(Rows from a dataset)

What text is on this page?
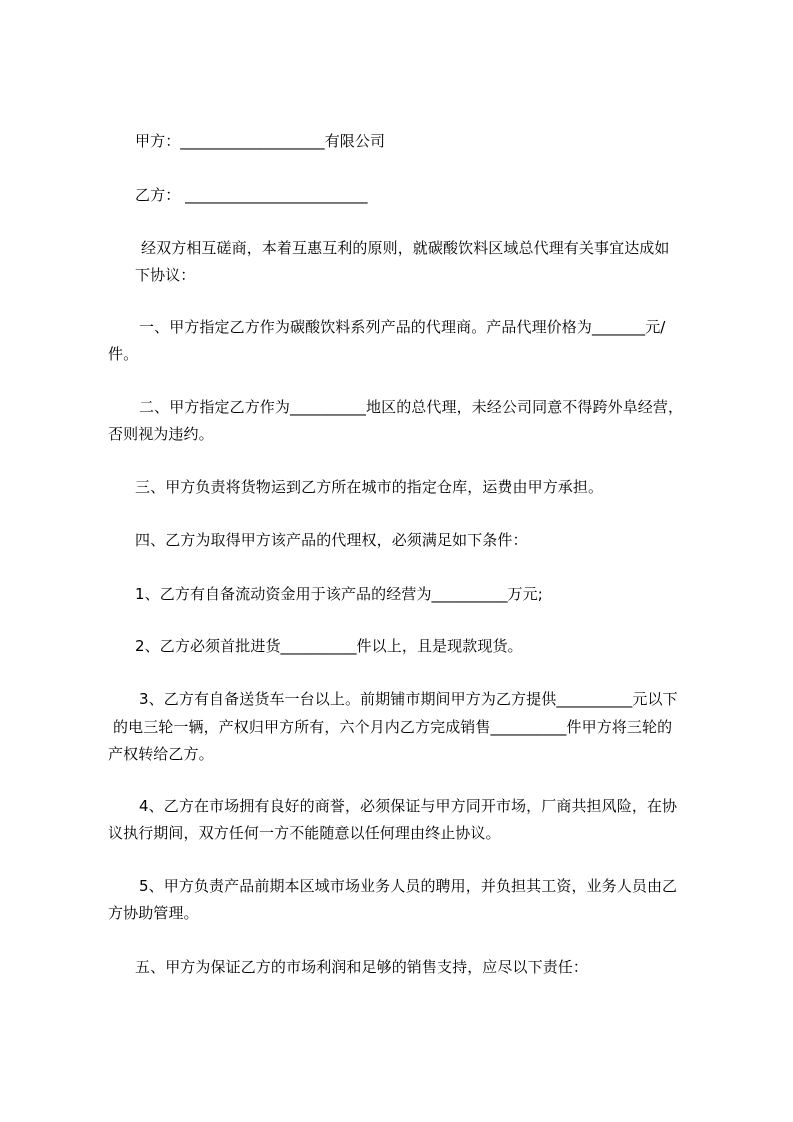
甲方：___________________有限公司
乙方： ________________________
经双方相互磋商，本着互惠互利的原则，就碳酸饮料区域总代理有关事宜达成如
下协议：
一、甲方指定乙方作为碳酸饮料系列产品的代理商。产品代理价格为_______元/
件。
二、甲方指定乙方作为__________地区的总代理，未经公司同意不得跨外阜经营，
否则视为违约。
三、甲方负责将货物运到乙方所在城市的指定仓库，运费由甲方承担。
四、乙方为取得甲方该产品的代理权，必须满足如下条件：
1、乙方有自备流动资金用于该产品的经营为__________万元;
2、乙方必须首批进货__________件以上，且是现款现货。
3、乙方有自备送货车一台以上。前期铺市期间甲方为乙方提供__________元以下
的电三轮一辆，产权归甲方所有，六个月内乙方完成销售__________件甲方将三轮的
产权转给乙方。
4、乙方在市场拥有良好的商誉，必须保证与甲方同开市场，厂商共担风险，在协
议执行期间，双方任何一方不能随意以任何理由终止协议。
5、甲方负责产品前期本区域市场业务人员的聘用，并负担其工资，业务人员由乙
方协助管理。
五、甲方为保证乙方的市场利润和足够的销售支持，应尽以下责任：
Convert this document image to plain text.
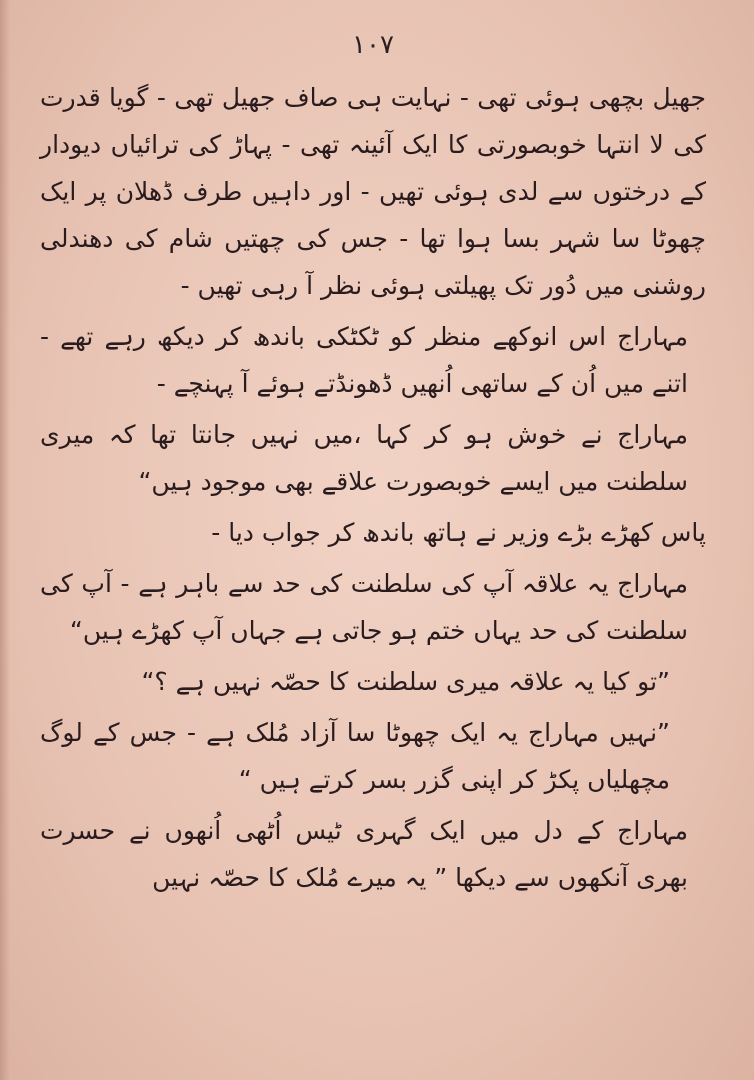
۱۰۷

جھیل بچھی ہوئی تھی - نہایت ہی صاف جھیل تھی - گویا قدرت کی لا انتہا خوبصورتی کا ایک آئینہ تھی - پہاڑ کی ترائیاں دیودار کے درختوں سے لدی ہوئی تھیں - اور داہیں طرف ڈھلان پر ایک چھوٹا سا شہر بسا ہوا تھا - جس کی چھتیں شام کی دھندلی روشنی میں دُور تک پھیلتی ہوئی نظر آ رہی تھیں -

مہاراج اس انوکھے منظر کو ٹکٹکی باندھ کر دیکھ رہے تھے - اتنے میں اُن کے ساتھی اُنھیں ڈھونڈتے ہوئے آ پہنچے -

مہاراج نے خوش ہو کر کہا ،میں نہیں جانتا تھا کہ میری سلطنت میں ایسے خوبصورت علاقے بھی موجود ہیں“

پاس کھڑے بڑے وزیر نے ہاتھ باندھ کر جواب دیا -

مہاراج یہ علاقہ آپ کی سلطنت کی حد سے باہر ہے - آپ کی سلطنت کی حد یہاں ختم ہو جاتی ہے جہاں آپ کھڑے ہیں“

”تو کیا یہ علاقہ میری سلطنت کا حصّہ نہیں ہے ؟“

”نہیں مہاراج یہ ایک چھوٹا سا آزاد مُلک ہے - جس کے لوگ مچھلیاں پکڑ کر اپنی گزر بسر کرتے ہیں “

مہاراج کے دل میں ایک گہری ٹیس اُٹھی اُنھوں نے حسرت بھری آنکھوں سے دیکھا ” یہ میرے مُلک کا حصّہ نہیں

**TASK**.
From the listing above, copy every line that holds the string "باندھ".

**RESPONSE TO THIS TASK**.
مہاراج اس انوکھے منظر کو ٹکٹکی باندھ کر دیکھ رہے تھے - اتنے میں اُن کے ساتھی اُنھیں ڈھونڈتے ہوئے آ پہنچے -
پاس کھڑے بڑے وزیر نے ہاتھ باندھ کر جواب دیا -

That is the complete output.